Exercise details -> Count the lines of the records that contain the string "date", treating uppercase and lowercase as different, and give only the number.

.....

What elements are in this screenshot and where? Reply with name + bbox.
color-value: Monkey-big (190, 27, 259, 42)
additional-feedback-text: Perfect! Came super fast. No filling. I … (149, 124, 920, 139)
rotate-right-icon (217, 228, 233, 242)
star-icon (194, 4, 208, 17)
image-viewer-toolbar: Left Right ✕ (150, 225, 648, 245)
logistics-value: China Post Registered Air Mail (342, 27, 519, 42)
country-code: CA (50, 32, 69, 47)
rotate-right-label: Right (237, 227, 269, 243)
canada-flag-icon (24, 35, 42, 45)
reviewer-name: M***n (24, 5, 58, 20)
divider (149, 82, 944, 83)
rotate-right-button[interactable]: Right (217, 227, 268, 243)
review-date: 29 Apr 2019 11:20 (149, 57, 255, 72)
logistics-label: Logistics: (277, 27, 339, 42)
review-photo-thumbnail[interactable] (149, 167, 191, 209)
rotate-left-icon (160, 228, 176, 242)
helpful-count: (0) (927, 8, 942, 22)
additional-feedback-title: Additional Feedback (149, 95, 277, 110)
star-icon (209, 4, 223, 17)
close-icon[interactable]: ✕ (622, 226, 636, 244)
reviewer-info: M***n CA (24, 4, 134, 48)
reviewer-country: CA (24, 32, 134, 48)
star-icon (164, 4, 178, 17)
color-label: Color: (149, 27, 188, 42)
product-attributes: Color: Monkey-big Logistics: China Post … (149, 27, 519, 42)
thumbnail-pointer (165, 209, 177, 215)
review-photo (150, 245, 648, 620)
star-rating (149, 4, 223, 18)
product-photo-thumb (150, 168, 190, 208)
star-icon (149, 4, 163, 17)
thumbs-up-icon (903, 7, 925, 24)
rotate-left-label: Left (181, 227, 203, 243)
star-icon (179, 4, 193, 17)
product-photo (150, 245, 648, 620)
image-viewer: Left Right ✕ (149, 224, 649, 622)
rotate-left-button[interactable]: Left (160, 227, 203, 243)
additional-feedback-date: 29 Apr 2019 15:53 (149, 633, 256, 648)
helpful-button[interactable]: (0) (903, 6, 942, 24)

.....

Task answer -> 2